Dataset records
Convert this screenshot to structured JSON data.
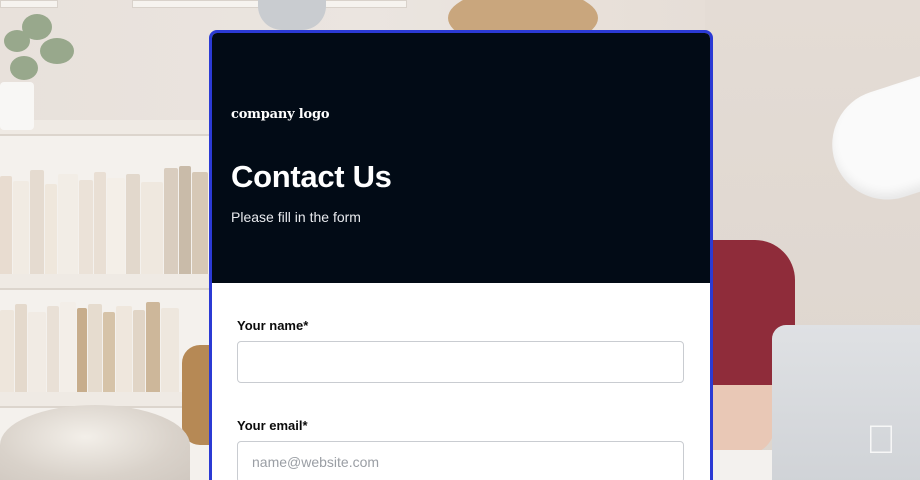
{
  "form": {
    "logo_text": "company logo",
    "title": "Contact Us",
    "subtitle": "Please fill in the form",
    "fields": [
      {
        "label": "Your name*",
        "value": "",
        "placeholder": ""
      },
      {
        "label": "Your email*",
        "value": "",
        "placeholder": "name@website.com"
      }
    ]
  },
  "colors": {
    "header_bg": "#020b16",
    "card_border": "#2b3ad4",
    "field_border": "#c9ccd1"
  },
  "icons": {
    "laptop_logo": "apple-icon"
  }
}
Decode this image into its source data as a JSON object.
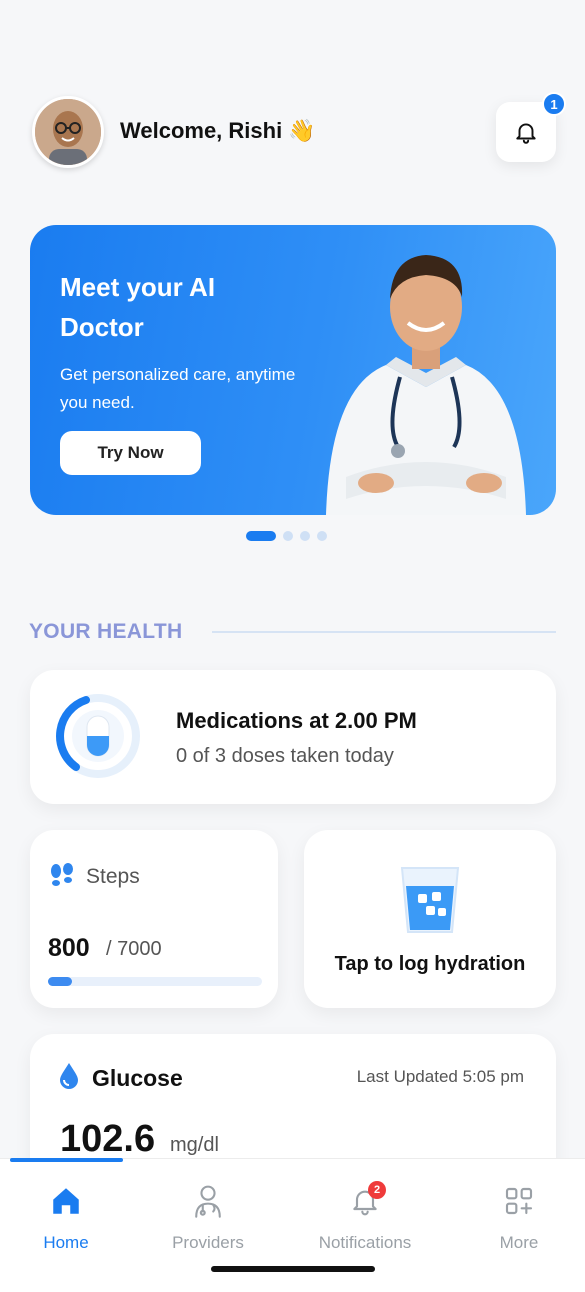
{
  "header": {
    "welcome_text": "Welcome, Rishi 👋",
    "notification_count": "1"
  },
  "banner": {
    "title": "Meet your AI Doctor",
    "subtitle": "Get personalized care, anytime you need.",
    "cta_label": "Try Now"
  },
  "carousel": {
    "page_count": 4,
    "active_index": 0
  },
  "health": {
    "section_title": "YOUR HEALTH",
    "medications": {
      "title": "Medications at 2.00 PM",
      "subtitle": "0 of 3 doses taken today"
    },
    "steps": {
      "label": "Steps",
      "value": "800",
      "goal": "/ 7000",
      "progress_fraction": 0.114
    },
    "hydration": {
      "label": "Tap to log hydration"
    },
    "glucose": {
      "label": "Glucose",
      "last_updated": "Last Updated  5:05 pm",
      "value": "102.6",
      "unit": "mg/dl"
    }
  },
  "tabbar": {
    "tabs": [
      {
        "label": "Home",
        "icon": "home-icon",
        "active": true
      },
      {
        "label": "Providers",
        "icon": "doctor-icon",
        "active": false
      },
      {
        "label": "Notifications",
        "icon": "bell-icon",
        "active": false,
        "badge": "2"
      },
      {
        "label": "More",
        "icon": "grid-plus-icon",
        "active": false
      }
    ]
  },
  "colors": {
    "accent": "#1a7cf0",
    "section_title": "#8a96d8",
    "badge_red": "#ef3b3b"
  }
}
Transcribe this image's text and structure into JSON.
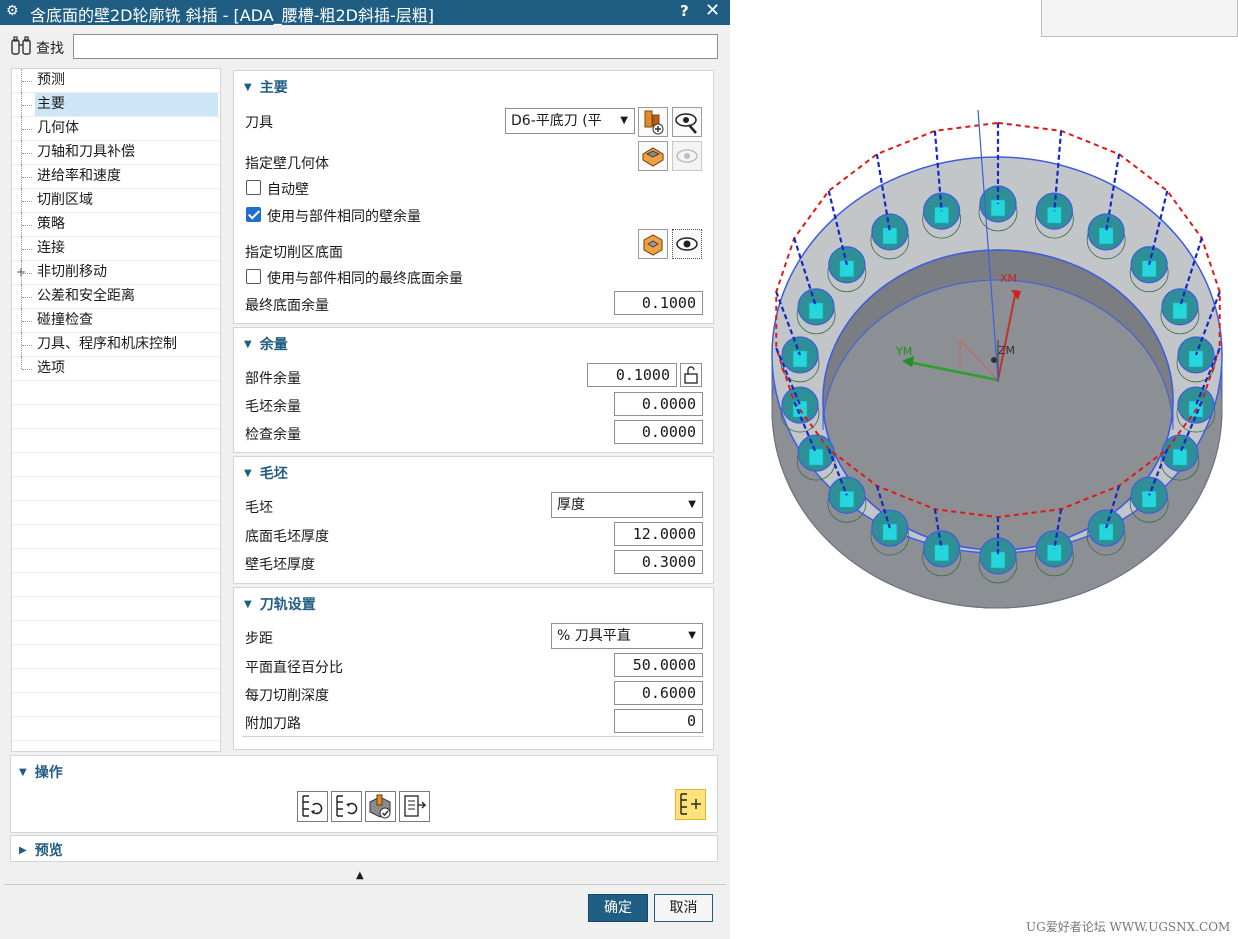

GIVEN EXERCISE: Copy the material above in full and exactly, skipping pictures.

SOLVED EXERCISE:
Convert this screenshot to structured JSON data.
{
  "form": {
    "logo_text": "company logo",
    "title": "Contact Us",
    "subtitle": "Please fill in the form",
    "fields": [
      {
        "label": "Your name*",
        "value": "",
        "placeholder": ""
      },
      {
        "label": "Your email*",
        "value": "",
        "placeholder": "name@website.com"
      }
    ]
  },
  "colors": {
    "header_bg": "#020b16",
    "card_border": "#2b3ad4",
    "field_border": "#c9ccd1"
  },
  "icons": {
    "laptop_logo": "apple-icon"
  }
}
Decode this image into its source data as a JSON object.
{
  "header": {
    "welcome_text": "Welcome, Rishi 👋",
    "notification_count": "1"
  },
  "banner": {
    "title": "Meet your AI Doctor",
    "subtitle": "Get personalized care, anytime you need.",
    "cta_label": "Try Now"
  },
  "carousel": {
    "page_count": 4,
    "active_index": 0
  },
  "health": {
    "section_title": "YOUR HEALTH",
    "medications": {
      "title": "Medications at 2.00 PM",
      "subtitle": "0 of 3 doses taken today"
    },
    "steps": {
      "label": "Steps",
      "value": "800",
      "goal": "/ 7000",
      "progress_fraction": 0.114
    },
    "hydration": {
      "label": "Tap to log hydration"
    },
    "glucose": {
      "label": "Glucose",
      "last_updated": "Last Updated  5:05 pm",
      "value": "102.6",
      "unit": "mg/dl"
    }
  },
  "tabbar": {
    "tabs": [
      {
        "label": "Home",
        "icon": "home-icon",
        "active": true
      },
      {
        "label": "Providers",
        "icon": "doctor-icon",
        "active": false
      },
      {
        "label": "Notifications",
        "icon": "bell-icon",
        "active": false,
        "badge": "2"
      },
      {
        "label": "More",
        "icon": "grid-plus-icon",
        "active": false
      }
    ]
  },
  "colors": {
    "accent": "#1a7cf0",
    "section_title": "#8a96d8",
    "badge_red": "#ef3b3b"
  }
}
Transcribe this image's text and structure into JSON.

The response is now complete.